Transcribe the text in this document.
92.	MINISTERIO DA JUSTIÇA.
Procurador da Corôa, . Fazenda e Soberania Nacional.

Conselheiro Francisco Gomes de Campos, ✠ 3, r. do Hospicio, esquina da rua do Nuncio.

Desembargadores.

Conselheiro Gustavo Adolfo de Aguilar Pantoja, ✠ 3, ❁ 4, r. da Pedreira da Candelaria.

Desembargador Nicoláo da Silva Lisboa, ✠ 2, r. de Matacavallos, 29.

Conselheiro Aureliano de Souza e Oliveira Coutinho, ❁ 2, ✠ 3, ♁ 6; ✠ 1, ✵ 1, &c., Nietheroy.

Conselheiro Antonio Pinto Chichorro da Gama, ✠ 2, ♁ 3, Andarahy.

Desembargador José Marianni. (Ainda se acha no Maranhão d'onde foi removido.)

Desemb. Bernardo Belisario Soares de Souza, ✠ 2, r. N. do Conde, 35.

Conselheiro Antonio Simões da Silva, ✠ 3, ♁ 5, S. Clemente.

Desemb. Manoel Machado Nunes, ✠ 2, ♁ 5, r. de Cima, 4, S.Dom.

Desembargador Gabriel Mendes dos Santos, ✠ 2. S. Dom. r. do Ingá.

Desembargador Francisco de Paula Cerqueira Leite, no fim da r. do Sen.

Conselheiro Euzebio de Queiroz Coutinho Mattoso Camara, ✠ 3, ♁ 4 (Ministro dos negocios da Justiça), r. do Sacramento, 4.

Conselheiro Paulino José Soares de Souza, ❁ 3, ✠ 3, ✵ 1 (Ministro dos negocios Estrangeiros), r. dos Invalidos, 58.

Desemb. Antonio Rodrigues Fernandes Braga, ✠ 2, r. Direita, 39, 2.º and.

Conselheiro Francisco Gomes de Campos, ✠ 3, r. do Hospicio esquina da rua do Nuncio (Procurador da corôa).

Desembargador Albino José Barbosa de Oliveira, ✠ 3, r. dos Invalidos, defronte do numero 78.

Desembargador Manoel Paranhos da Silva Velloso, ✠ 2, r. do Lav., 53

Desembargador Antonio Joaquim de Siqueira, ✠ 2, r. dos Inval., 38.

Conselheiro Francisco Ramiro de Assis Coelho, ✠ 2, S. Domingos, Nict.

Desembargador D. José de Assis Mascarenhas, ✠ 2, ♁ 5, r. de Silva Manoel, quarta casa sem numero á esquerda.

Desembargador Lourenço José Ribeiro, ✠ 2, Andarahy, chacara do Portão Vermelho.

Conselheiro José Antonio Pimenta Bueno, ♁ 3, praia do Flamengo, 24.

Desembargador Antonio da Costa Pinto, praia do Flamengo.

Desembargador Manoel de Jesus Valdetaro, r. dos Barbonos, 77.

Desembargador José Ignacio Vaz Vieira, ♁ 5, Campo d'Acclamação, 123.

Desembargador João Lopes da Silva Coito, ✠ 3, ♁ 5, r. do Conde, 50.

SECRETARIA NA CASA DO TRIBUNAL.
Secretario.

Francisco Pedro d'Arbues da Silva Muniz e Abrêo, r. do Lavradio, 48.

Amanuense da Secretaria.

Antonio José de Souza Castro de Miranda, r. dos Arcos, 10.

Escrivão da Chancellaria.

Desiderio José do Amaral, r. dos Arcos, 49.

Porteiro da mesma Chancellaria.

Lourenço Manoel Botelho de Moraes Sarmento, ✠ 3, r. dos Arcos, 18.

==============================

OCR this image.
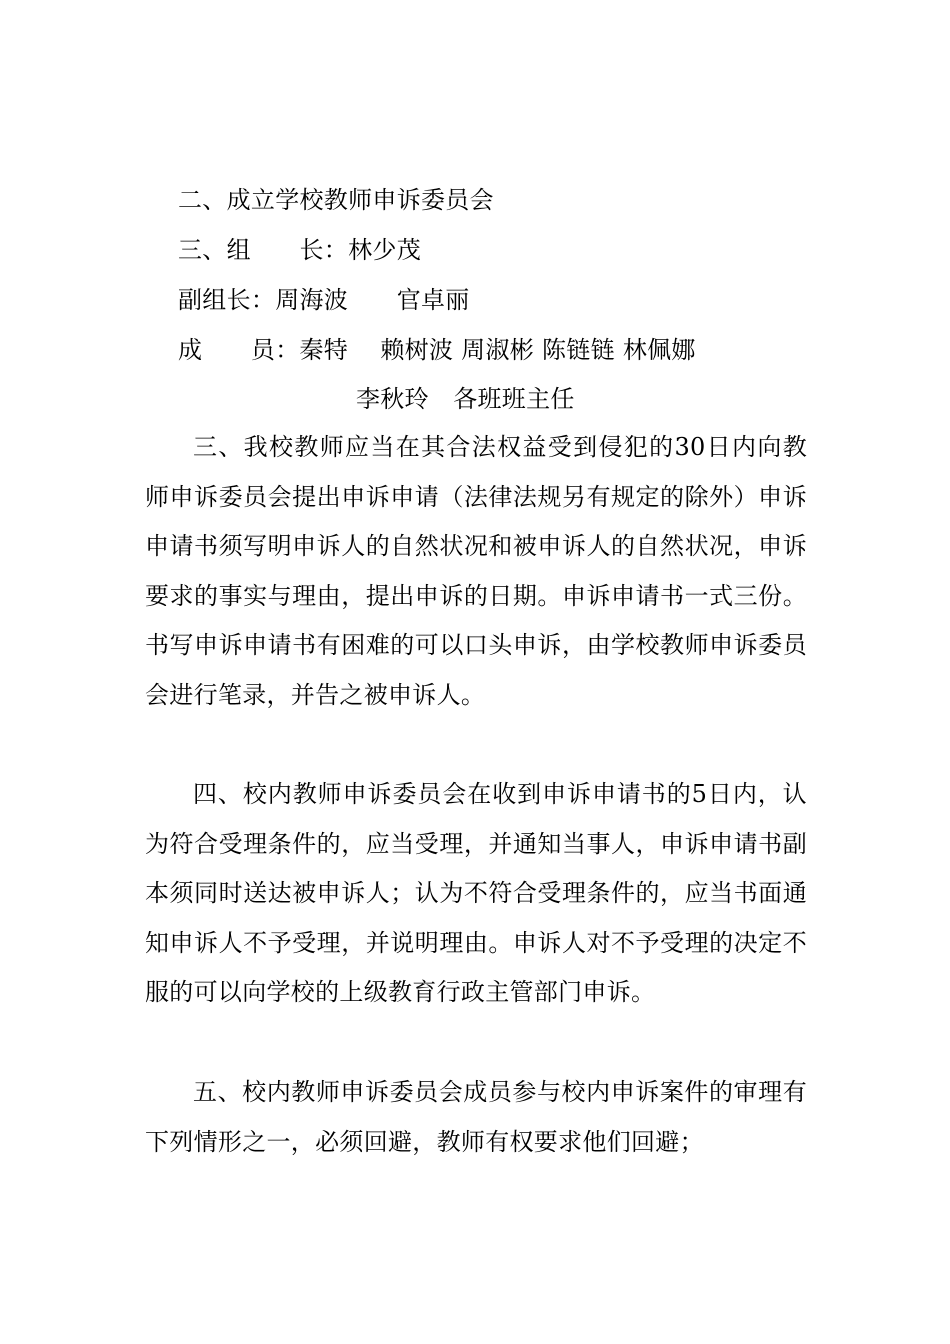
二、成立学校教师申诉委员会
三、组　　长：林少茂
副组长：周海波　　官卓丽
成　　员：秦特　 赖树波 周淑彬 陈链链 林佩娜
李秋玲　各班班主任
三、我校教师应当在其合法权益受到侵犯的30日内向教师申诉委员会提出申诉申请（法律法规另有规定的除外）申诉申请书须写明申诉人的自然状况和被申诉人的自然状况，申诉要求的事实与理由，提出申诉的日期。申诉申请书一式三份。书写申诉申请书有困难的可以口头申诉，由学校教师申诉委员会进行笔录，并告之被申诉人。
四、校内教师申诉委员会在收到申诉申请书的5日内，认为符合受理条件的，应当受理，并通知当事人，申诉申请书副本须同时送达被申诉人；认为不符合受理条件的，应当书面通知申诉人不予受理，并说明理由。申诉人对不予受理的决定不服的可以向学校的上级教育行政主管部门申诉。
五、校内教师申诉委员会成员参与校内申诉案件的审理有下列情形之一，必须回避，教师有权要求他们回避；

==============================

**Job:** Look over the material above and show each line where "Coutinho" appears.

**Finished exercise:**
Conselheiro Aureliano de Souza e Oliveira Coutinho, ❁ 2, ✠ 3, ♁ 6; ✠ 1, ✵ 1, &c., Nietheroy.
Conselheiro Euzebio de Queiroz Coutinho Mattoso Camara, ✠ 3, ♁ 4 (Ministro dos negocios da Justiça), r. do Sacramento, 4.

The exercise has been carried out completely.